## begin DATASET

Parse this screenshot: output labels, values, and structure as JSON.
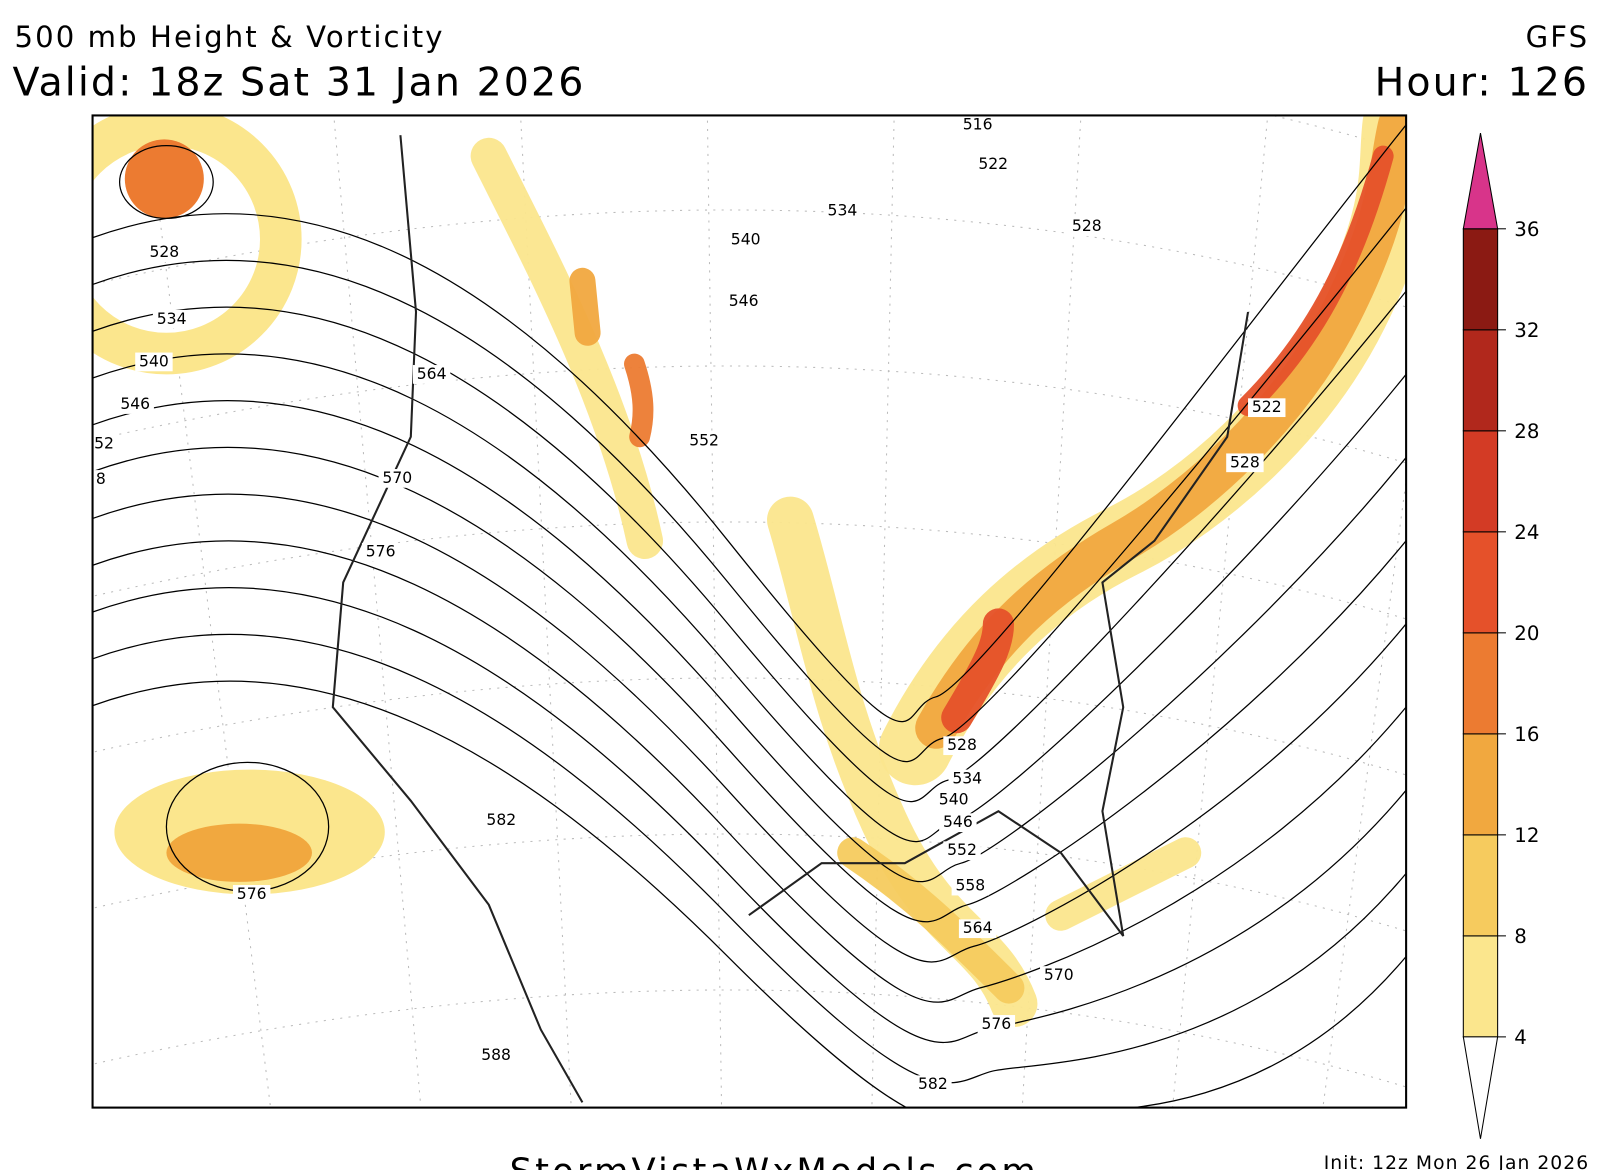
{
  "header": {
    "title": "500 mb Height & Vorticity",
    "valid": "Valid: 18z Sat 31 Jan 2026",
    "model": "GFS",
    "hour": "Hour: 126"
  },
  "contour_labels": [
    "516",
    "522",
    "528",
    "534",
    "540",
    "546",
    "552",
    "564",
    "570",
    "576",
    "528",
    "534",
    "540",
    "546",
    "52",
    "8",
    "576",
    "582",
    "588",
    "582",
    "576",
    "570",
    "564",
    "558",
    "552",
    "546",
    "540",
    "534",
    "528",
    "522",
    "528"
  ],
  "colorbar": {
    "levels": [
      4,
      8,
      12,
      16,
      20,
      24,
      28,
      32,
      36
    ],
    "colors": [
      "#fbe68d",
      "#f6cb5e",
      "#f1a83f",
      "#ec7b31",
      "#e5512a",
      "#d33b25",
      "#b1281c",
      "#8b1a13"
    ],
    "over_color": "#d8348a"
  },
  "footer": {
    "site": "StormVistaWxModels.com",
    "init": "Init: 12z Mon 26 Jan 2026"
  }
}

## end DATASET

EXERCISE REQUIREMENTS:
Produce an exact copy of each line of data, skipping embedded images.

COMPLETE OUTPUT:
Parse this screenshot: output labels, values, and structure as JSON.
{
  "header": {
    "title": "500 mb Height & Vorticity",
    "valid": "Valid: 18z Sat 31 Jan 2026",
    "model": "GFS",
    "hour": "Hour: 126"
  },
  "contour_labels": [
    "516",
    "522",
    "528",
    "534",
    "540",
    "546",
    "552",
    "564",
    "570",
    "576",
    "528",
    "534",
    "540",
    "546",
    "52",
    "8",
    "576",
    "582",
    "588",
    "582",
    "576",
    "570",
    "564",
    "558",
    "552",
    "546",
    "540",
    "534",
    "528",
    "522",
    "528"
  ],
  "colorbar": {
    "levels": [
      4,
      8,
      12,
      16,
      20,
      24,
      28,
      32,
      36
    ],
    "colors": [
      "#fbe68d",
      "#f6cb5e",
      "#f1a83f",
      "#ec7b31",
      "#e5512a",
      "#d33b25",
      "#b1281c",
      "#8b1a13"
    ],
    "over_color": "#d8348a"
  },
  "footer": {
    "site": "StormVistaWxModels.com",
    "init": "Init: 12z Mon 26 Jan 2026"
  }
}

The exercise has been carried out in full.